→ REQUEST:
Extract every entry word for word.

(Figure contents as structured data)
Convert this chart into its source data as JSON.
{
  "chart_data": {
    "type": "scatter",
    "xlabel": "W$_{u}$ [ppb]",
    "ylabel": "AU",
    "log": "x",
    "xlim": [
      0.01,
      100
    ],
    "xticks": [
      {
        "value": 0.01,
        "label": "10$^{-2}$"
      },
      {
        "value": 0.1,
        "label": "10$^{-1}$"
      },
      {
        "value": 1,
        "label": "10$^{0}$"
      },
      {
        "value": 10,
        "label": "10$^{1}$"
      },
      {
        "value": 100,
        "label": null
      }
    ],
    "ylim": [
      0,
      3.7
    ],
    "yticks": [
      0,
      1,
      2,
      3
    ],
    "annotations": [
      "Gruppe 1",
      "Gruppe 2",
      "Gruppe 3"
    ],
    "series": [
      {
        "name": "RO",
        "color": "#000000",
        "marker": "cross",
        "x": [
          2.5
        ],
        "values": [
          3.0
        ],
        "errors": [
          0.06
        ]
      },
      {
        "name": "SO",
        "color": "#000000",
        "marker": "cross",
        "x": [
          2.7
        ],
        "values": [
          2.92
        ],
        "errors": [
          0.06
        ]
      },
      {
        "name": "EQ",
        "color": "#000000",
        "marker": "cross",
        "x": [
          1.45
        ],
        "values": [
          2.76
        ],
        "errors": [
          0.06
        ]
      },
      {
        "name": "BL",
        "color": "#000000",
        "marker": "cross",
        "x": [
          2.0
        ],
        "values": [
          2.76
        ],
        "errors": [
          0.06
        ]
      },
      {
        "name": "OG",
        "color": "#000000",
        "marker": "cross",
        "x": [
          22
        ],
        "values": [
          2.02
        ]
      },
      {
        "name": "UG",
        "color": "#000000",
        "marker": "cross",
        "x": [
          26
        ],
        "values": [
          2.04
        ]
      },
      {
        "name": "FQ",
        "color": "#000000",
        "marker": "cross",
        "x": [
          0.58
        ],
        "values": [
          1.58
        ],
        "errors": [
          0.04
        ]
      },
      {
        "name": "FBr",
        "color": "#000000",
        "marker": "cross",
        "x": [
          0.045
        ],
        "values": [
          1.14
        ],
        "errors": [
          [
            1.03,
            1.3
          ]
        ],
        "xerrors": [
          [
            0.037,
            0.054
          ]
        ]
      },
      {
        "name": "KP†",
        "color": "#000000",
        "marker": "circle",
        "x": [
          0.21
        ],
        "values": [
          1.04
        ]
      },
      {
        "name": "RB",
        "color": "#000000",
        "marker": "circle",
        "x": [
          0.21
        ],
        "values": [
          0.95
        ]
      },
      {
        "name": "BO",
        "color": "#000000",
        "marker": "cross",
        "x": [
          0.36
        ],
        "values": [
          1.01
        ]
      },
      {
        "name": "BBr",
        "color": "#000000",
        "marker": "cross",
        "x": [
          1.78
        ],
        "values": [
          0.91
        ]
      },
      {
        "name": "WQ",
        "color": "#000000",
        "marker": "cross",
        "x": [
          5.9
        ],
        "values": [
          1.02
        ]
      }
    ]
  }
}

→ RESULT FOR THIS TASK:
Convert this chart into its source data as JSON.
{
  "chart_data": {
    "type": "scatter",
    "xlabel": "W$_{u}$ [ppb]",
    "ylabel": "AU",
    "log": "x",
    "xlim": [
      0.01,
      100
    ],
    "xticks": [
      {
        "value": 0.01,
        "label": "10$^{-2}$"
      },
      {
        "value": 0.1,
        "label": "10$^{-1}$"
      },
      {
        "value": 1,
        "label": "10$^{0}$"
      },
      {
        "value": 10,
        "label": "10$^{1}$"
      },
      {
        "value": 100,
        "label": null
      }
    ],
    "ylim": [
      0,
      3.7
    ],
    "yticks": [
      0,
      1,
      2,
      3
    ],
    "annotations": [
      "Gruppe 1",
      "Gruppe 2",
      "Gruppe 3"
    ],
    "series": [
      {
        "name": "RO",
        "color": "#000000",
        "marker": "cross",
        "x": [
          2.5
        ],
        "values": [
          3.0
        ],
        "errors": [
          0.06
        ]
      },
      {
        "name": "SO",
        "color": "#000000",
        "marker": "cross",
        "x": [
          2.7
        ],
        "values": [
          2.92
        ],
        "errors": [
          0.06
        ]
      },
      {
        "name": "EQ",
        "color": "#000000",
        "marker": "cross",
        "x": [
          1.45
        ],
        "values": [
          2.76
        ],
        "errors": [
          0.06
        ]
      },
      {
        "name": "BL",
        "color": "#000000",
        "marker": "cross",
        "x": [
          2.0
        ],
        "values": [
          2.76
        ],
        "errors": [
          0.06
        ]
      },
      {
        "name": "OG",
        "color": "#000000",
        "marker": "cross",
        "x": [
          22
        ],
        "values": [
          2.02
        ]
      },
      {
        "name": "UG",
        "color": "#000000",
        "marker": "cross",
        "x": [
          26
        ],
        "values": [
          2.04
        ]
      },
      {
        "name": "FQ",
        "color": "#000000",
        "marker": "cross",
        "x": [
          0.58
        ],
        "values": [
          1.58
        ],
        "errors": [
          0.04
        ]
      },
      {
        "name": "FBr",
        "color": "#000000",
        "marker": "cross",
        "x": [
          0.045
        ],
        "values": [
          1.14
        ],
        "errors": [
          [
            1.03,
            1.3
          ]
        ],
        "xerrors": [
          [
            0.037,
            0.054
          ]
        ]
      },
      {
        "name": "KP†",
        "color": "#000000",
        "marker": "circle",
        "x": [
          0.21
        ],
        "values": [
          1.04
        ]
      },
      {
        "name": "RB",
        "color": "#000000",
        "marker": "circle",
        "x": [
          0.21
        ],
        "values": [
          0.95
        ]
      },
      {
        "name": "BO",
        "color": "#000000",
        "marker": "cross",
        "x": [
          0.36
        ],
        "values": [
          1.01
        ]
      },
      {
        "name": "BBr",
        "color": "#000000",
        "marker": "cross",
        "x": [
          1.78
        ],
        "values": [
          0.91
        ]
      },
      {
        "name": "WQ",
        "color": "#000000",
        "marker": "cross",
        "x": [
          5.9
        ],
        "values": [
          1.02
        ]
      }
    ]
  }
}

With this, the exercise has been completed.